What is being asked:
Output the lines in the rows below as a JSON list of strings, one string per line, beginning with the line that contains "totals-head-b: kappaletta, joista" and ending with the line that contains "totals-count: 18 xyxy=(720,205,741,226)", both included.

Rows from a data collection:
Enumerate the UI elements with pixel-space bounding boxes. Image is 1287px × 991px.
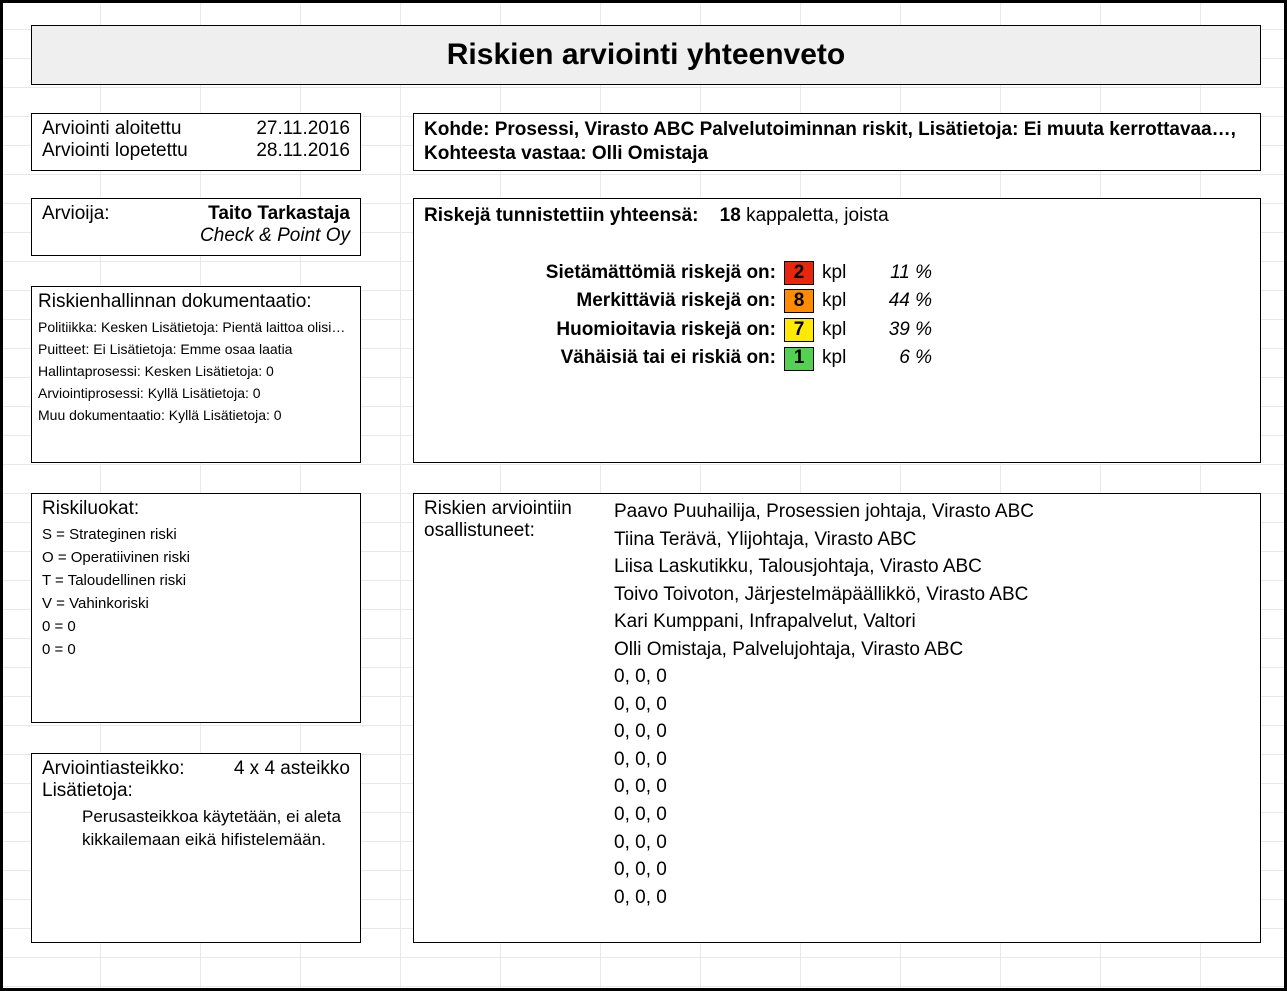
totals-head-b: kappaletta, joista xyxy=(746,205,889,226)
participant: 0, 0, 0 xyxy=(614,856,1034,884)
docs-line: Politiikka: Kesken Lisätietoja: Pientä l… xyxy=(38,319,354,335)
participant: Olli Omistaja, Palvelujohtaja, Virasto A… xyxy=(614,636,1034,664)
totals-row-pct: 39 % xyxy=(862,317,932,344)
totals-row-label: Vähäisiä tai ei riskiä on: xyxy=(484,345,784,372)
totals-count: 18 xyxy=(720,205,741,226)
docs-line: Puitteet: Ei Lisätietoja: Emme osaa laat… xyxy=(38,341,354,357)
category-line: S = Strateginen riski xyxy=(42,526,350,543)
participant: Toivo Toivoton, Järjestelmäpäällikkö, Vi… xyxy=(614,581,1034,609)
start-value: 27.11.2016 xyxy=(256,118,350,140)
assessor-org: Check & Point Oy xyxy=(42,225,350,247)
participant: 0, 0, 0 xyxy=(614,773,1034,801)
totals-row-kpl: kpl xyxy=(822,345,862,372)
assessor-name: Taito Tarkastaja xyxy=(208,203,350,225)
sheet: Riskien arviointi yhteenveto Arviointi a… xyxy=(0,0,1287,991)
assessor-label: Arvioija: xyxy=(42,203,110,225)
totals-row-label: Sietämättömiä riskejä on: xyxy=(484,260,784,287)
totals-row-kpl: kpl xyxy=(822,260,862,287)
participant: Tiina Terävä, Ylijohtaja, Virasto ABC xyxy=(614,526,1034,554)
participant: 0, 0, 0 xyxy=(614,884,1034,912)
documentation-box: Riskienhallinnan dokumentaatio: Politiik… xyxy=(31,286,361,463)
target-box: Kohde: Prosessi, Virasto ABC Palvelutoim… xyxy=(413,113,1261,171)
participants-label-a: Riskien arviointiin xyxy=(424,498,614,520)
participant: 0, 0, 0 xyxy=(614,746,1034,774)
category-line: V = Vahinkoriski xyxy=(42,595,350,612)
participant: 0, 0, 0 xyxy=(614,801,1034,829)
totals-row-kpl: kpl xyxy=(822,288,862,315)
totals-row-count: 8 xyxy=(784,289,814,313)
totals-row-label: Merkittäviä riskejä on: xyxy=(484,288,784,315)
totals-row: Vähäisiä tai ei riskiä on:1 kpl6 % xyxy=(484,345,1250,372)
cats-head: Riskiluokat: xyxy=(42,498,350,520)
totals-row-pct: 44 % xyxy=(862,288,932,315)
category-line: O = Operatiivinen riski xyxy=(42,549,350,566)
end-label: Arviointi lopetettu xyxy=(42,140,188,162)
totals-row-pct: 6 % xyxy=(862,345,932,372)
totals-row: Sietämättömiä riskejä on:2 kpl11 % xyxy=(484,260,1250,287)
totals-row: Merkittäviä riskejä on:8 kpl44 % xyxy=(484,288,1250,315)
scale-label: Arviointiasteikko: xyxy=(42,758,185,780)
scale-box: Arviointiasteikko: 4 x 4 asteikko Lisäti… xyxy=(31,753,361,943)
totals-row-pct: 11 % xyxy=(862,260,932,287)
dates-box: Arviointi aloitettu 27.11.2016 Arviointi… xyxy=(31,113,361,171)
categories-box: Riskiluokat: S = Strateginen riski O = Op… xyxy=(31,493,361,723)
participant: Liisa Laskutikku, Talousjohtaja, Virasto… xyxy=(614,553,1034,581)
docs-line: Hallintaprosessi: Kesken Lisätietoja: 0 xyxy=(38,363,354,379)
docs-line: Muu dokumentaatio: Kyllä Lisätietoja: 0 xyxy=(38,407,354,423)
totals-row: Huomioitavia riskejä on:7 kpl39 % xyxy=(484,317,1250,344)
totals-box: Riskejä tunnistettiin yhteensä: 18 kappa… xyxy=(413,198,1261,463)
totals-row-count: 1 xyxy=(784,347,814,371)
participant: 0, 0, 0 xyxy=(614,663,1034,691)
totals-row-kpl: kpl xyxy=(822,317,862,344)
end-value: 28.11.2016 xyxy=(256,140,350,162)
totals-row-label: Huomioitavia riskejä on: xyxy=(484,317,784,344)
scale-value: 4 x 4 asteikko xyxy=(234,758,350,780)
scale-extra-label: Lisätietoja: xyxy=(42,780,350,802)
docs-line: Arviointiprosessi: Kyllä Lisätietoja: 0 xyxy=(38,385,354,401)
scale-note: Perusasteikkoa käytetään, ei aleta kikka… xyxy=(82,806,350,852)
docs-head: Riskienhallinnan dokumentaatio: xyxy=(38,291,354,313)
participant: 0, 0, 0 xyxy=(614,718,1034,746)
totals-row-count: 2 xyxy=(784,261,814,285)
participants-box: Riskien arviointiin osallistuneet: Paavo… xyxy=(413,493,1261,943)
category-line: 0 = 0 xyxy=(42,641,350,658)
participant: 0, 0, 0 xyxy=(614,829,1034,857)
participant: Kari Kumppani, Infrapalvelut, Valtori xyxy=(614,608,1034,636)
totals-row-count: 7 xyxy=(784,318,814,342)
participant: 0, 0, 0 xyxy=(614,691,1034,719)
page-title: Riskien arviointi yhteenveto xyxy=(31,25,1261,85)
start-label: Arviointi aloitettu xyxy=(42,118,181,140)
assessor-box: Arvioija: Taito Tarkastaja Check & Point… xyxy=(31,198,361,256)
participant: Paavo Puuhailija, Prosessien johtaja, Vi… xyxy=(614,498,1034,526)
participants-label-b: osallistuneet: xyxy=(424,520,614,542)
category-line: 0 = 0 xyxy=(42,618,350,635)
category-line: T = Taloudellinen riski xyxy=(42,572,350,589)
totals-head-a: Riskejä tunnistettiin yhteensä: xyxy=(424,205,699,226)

Written response:
[
  "totals-head-b: kappaletta, joista xyxy=(746,205,889,226)",
  "participant: 0, 0, 0 xyxy=(614,856,1034,884)",
  "docs-line: Politiikka: Kesken Lisätietoja: Pientä l… xyxy=(38,319,354,335)",
  "participant: Olli Omistaja, Palvelujohtaja, Virasto A… xyxy=(614,636,1034,664)",
  "totals-row-pct: 39 % xyxy=(862,317,932,344)",
  "totals-row-label: Vähäisiä tai ei riskiä on: xyxy=(484,345,784,372)",
  "totals-count: 18 xyxy=(720,205,741,226)"
]